_What needs to be done_
Your task is to repeat the entries exactly. Leave the pictures out.

(Data entries)
____________________

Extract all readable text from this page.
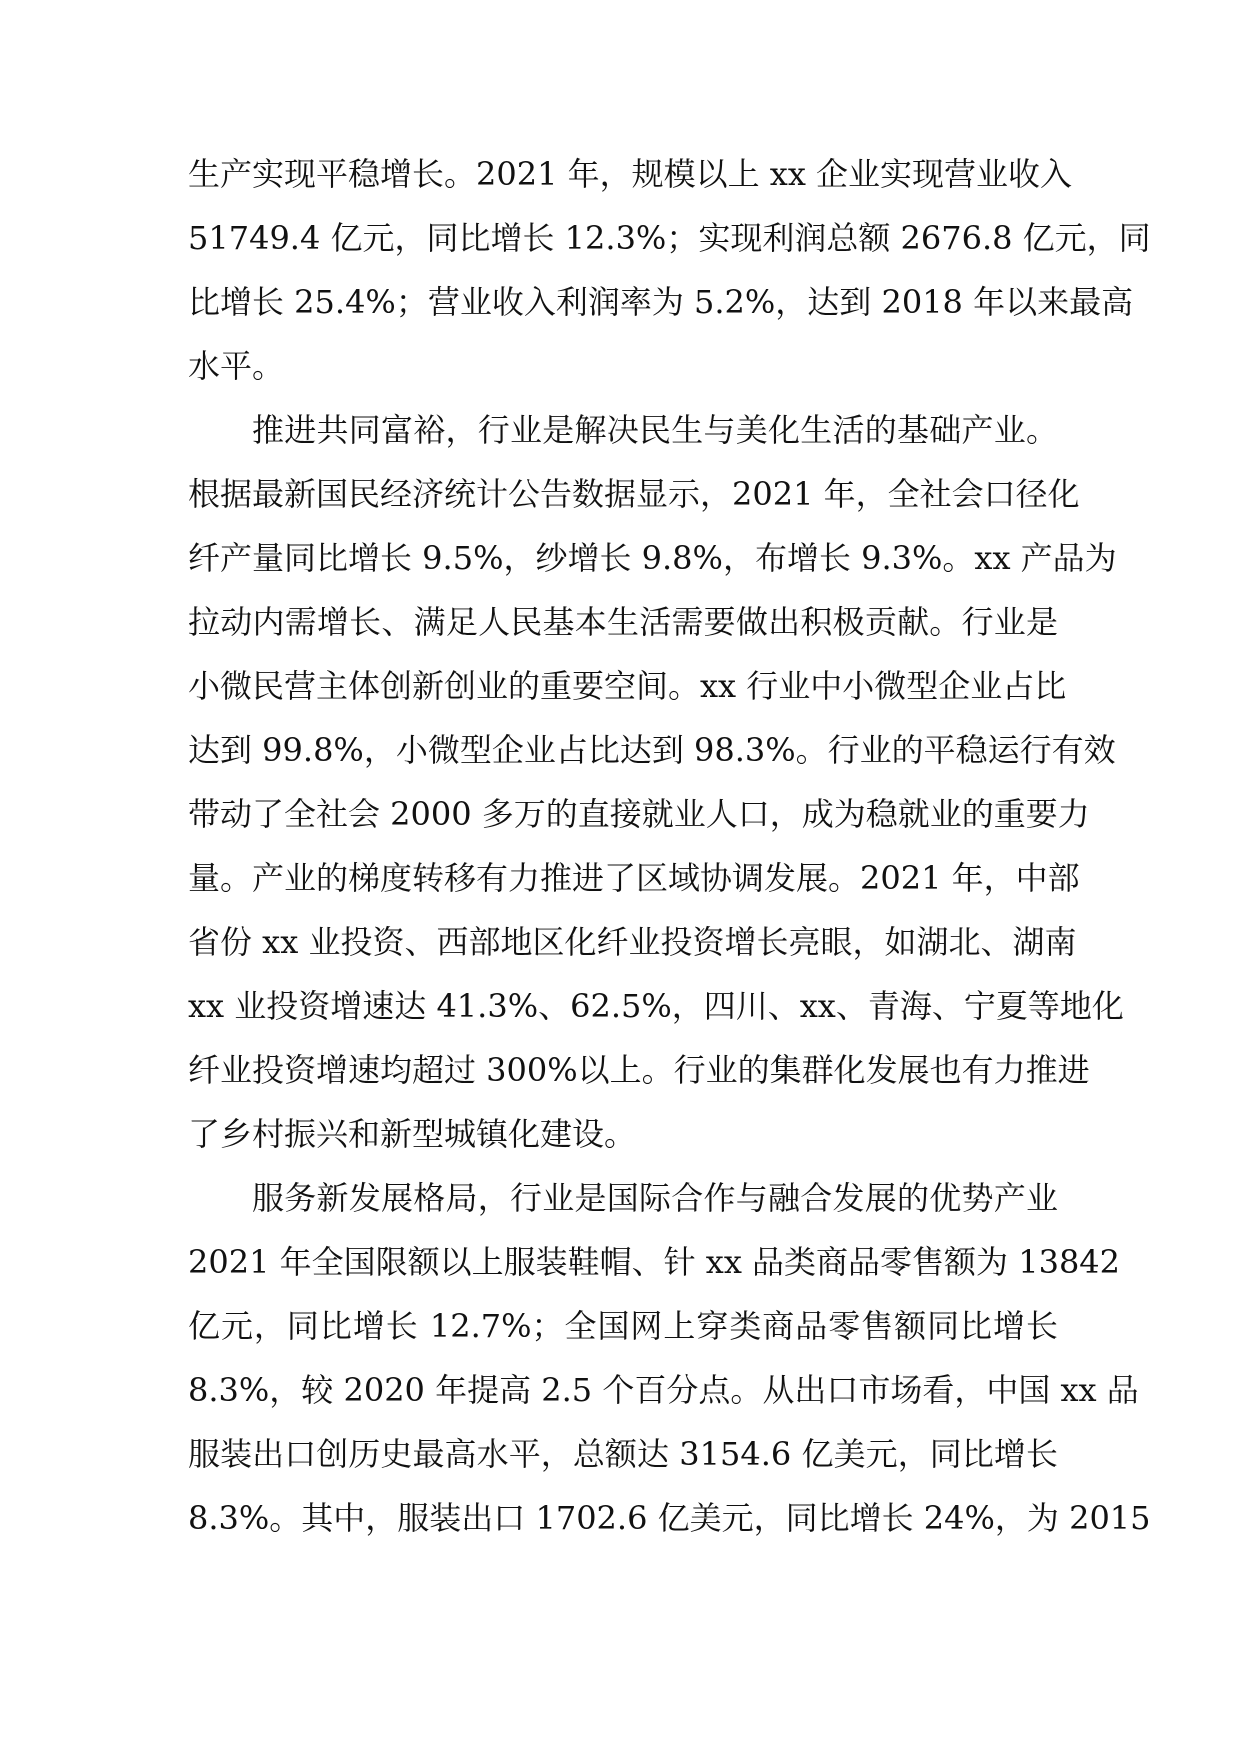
生产实现平稳增长。2021 年，规模以上 xx 企业实现营业收入
51749.4 亿元，同比增长 12.3%；实现利润总额 2676.8 亿元，同
比增长 25.4%；营业收入利润率为 5.2%，达到 2018 年以来最高
水平。
推进共同富裕，行业是解决民生与美化生活的基础产业。
根据最新国民经济统计公告数据显示，2021 年，全社会口径化
纤产量同比增长 9.5%，纱增长 9.8%，布增长 9.3%。xx 产品为
拉动内需增长、满足人民基本生活需要做出积极贡献。行业是
小微民营主体创新创业的重要空间。xx 行业中小微型企业占比
达到 99.8%，小微型企业占比达到 98.3%。行业的平稳运行有效
带动了全社会 2000 多万的直接就业人口，成为稳就业的重要力
量。产业的梯度转移有力推进了区域协调发展。2021 年，中部
省份 xx 业投资、西部地区化纤业投资增长亮眼，如湖北、湖南
xx 业投资增速达 41.3%、62.5%，四川、xx、青海、宁夏等地化
纤业投资增速均超过 300%以上。行业的集群化发展也有力推进
了乡村振兴和新型城镇化建设。
服务新发展格局，行业是国际合作与融合发展的优势产业
2021 年全国限额以上服装鞋帽、针 xx 品类商品零售额为 13842
亿元，同比增长 12.7%；全国网上穿类商品零售额同比增长
8.3%，较 2020 年提高 2.5 个百分点。从出口市场看，中国 xx 品
服装出口创历史最高水平，总额达 3154.6 亿美元，同比增长
8.3%。其中，服装出口 1702.6 亿美元，同比增长 24%，为 2015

____________________

_Problem solution_
Extract all readable text from this page.
生产实现平稳增长。2021 年，规模以上 xx 企业实现营业收入
51749.4 亿元，同比增长 12.3%；实现利润总额 2676.8 亿元，同
比增长 25.4%；营业收入利润率为 5.2%，达到 2018 年以来最高
水平。
推进共同富裕，行业是解决民生与美化生活的基础产业。
根据最新国民经济统计公告数据显示，2021 年，全社会口径化
纤产量同比增长 9.5%，纱增长 9.8%，布增长 9.3%。xx 产品为
拉动内需增长、满足人民基本生活需要做出积极贡献。行业是
小微民营主体创新创业的重要空间。xx 行业中小微型企业占比
达到 99.8%，小微型企业占比达到 98.3%。行业的平稳运行有效
带动了全社会 2000 多万的直接就业人口，成为稳就业的重要力
量。产业的梯度转移有力推进了区域协调发展。2021 年，中部
省份 xx 业投资、西部地区化纤业投资增长亮眼，如湖北、湖南
xx 业投资增速达 41.3%、62.5%，四川、xx、青海、宁夏等地化
纤业投资增速均超过 300%以上。行业的集群化发展也有力推进
了乡村振兴和新型城镇化建设。
服务新发展格局，行业是国际合作与融合发展的优势产业
2021 年全国限额以上服装鞋帽、针 xx 品类商品零售额为 13842
亿元，同比增长 12.7%；全国网上穿类商品零售额同比增长
8.3%，较 2020 年提高 2.5 个百分点。从出口市场看，中国 xx 品
服装出口创历史最高水平，总额达 3154.6 亿美元，同比增长
8.3%。其中，服装出口 1702.6 亿美元，同比增长 24%，为 2015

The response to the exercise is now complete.